§ Exercise prompt
Copy out all lines of the records in which the word "this" appears.

━━━━━ Exercise input ━━━━━

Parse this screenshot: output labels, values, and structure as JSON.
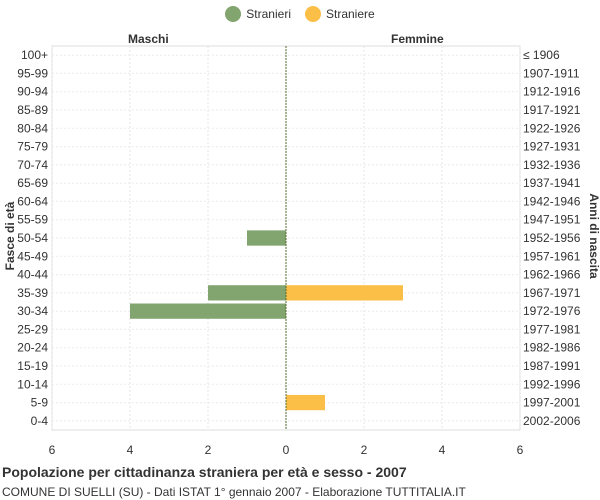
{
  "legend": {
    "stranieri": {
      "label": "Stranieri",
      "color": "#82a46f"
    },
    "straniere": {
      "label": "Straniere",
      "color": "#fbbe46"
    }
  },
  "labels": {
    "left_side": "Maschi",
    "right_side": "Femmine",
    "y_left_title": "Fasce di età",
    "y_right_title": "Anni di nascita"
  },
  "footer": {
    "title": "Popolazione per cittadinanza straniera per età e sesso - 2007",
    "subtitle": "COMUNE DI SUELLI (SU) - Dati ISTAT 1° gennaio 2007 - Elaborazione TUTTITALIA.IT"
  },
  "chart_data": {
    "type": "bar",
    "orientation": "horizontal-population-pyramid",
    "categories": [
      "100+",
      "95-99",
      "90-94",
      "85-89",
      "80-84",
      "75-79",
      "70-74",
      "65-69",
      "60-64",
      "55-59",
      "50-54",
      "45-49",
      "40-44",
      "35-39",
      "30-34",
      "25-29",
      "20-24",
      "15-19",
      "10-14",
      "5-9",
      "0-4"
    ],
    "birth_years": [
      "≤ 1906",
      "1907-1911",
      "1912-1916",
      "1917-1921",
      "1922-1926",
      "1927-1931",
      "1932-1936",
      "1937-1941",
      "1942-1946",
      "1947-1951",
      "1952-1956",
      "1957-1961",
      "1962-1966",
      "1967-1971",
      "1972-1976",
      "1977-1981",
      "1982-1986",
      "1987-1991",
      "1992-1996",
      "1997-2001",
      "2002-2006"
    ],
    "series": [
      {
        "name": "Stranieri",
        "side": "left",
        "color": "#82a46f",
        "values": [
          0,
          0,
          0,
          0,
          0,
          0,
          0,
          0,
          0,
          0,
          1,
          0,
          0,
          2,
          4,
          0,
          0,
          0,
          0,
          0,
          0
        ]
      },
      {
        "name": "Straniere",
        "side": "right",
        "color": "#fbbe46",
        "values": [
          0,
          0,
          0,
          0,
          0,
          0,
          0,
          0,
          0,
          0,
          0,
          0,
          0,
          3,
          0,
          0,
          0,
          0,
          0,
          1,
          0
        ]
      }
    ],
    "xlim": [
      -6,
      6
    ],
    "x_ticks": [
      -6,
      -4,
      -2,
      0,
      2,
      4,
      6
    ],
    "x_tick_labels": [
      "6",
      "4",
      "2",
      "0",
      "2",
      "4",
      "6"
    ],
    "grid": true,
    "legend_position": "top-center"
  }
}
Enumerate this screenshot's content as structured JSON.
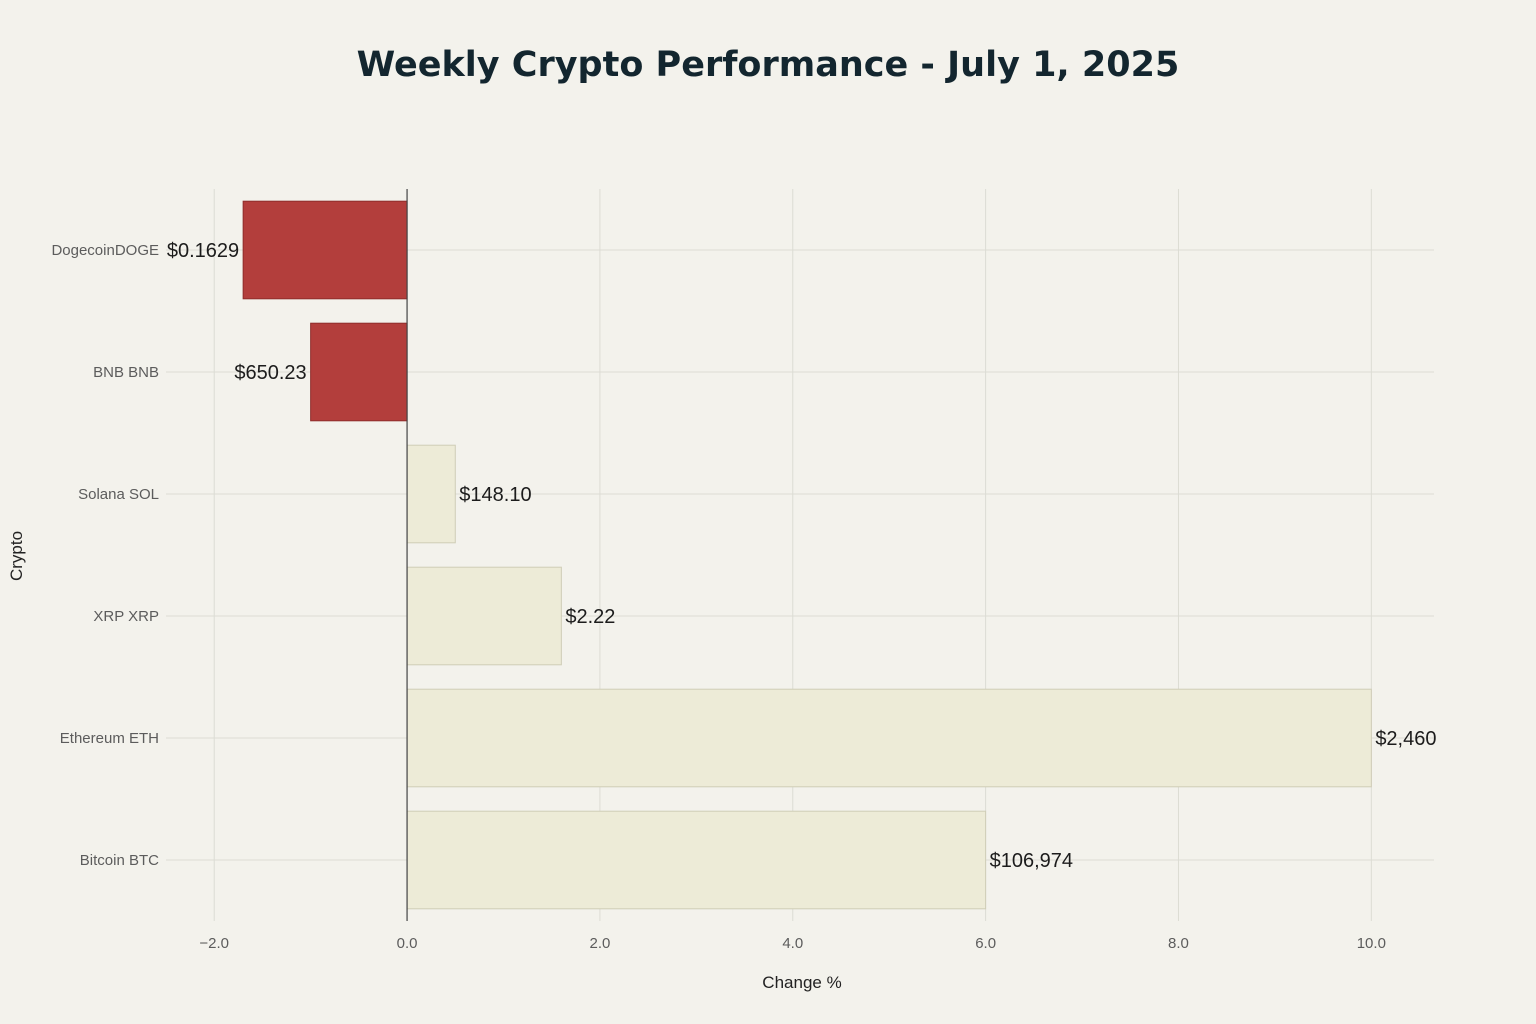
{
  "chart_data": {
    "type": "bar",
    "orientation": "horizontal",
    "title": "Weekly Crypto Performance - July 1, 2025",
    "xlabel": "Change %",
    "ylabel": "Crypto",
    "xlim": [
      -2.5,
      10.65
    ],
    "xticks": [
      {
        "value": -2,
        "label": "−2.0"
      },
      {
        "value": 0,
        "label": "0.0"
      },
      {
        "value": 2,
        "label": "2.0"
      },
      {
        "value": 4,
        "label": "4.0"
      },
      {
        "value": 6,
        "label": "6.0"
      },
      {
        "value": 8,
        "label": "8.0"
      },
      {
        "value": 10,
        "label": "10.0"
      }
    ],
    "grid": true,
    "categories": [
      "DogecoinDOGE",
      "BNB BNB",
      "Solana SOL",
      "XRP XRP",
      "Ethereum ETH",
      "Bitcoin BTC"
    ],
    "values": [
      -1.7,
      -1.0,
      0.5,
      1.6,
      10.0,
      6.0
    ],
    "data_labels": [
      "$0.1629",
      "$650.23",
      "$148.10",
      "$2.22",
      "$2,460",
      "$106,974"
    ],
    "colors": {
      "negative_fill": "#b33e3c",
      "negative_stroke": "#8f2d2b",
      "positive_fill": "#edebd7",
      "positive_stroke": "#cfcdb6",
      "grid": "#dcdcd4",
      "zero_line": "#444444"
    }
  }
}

━━━━━
━━━━━ Exercise input ━━━━━

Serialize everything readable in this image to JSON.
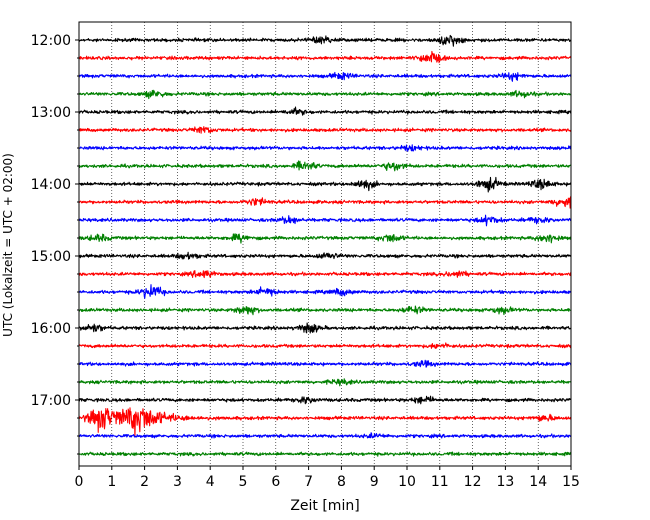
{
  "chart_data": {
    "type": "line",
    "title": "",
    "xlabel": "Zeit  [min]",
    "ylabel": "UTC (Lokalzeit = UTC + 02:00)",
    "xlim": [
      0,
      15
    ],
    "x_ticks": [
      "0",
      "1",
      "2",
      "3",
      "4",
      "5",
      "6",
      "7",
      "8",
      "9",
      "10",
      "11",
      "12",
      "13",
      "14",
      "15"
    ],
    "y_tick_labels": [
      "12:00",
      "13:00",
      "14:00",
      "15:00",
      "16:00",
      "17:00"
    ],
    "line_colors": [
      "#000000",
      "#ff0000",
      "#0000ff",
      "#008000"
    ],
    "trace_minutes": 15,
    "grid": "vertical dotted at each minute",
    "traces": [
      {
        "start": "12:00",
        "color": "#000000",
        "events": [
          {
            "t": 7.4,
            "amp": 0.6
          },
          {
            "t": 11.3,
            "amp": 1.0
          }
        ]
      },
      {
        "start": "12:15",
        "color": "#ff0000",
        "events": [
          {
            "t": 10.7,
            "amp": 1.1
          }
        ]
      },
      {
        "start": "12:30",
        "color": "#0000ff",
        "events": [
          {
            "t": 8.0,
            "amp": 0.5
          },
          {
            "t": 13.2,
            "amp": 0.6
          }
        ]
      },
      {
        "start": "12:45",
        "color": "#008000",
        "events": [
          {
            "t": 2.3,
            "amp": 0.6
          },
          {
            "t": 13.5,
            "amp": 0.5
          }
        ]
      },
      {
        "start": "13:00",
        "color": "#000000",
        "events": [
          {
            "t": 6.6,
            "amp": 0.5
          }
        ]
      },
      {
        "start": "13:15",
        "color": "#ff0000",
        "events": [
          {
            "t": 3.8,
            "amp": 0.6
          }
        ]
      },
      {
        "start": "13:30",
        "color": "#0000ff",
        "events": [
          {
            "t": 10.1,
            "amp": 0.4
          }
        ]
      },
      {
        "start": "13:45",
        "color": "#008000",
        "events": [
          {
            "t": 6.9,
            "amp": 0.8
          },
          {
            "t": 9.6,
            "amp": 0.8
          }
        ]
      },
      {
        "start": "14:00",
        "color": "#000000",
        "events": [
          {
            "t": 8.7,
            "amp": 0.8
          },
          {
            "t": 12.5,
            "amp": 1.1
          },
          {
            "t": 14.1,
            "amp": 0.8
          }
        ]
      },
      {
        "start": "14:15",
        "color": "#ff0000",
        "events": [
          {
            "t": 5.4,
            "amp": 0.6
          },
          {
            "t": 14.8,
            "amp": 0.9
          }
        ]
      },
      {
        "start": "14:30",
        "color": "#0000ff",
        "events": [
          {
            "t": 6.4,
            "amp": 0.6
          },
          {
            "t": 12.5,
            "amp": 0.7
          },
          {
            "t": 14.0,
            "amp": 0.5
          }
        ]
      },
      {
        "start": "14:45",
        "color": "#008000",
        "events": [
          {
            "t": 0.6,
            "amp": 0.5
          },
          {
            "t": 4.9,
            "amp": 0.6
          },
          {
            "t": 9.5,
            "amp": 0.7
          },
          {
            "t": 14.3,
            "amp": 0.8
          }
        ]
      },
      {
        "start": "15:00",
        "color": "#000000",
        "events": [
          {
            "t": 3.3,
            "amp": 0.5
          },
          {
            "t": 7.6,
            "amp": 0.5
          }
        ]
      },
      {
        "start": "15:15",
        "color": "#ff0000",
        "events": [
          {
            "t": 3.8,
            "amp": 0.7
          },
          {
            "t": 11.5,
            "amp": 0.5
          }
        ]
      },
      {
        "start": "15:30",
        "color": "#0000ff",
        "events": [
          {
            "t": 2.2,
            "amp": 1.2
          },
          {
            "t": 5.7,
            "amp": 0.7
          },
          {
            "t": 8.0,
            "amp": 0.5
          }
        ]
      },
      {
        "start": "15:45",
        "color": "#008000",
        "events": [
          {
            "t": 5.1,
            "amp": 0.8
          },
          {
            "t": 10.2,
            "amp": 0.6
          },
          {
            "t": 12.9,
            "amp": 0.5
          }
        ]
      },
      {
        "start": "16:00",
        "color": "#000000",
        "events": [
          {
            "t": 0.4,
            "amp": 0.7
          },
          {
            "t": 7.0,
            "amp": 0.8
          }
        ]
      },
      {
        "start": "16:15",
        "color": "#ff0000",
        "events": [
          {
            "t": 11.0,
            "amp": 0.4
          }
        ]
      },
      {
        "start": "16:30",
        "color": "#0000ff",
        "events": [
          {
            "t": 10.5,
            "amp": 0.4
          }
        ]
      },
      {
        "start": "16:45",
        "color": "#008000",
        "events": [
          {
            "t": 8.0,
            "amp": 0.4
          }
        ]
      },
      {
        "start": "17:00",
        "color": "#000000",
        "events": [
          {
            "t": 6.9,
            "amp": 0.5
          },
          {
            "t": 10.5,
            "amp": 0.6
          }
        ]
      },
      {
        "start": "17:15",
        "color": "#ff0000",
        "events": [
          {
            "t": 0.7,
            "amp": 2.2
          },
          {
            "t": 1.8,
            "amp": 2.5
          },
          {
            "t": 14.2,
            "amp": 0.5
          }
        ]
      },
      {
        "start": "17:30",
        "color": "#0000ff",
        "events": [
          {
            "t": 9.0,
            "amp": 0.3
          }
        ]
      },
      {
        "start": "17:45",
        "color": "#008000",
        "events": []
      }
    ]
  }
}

━━━━━

§ Solved exercise
Parse this screenshot: output labels, values, and structure as JSON.
Enumerate this screenshot's content as structured JSON.
Serialize everything readable in this image to JSON.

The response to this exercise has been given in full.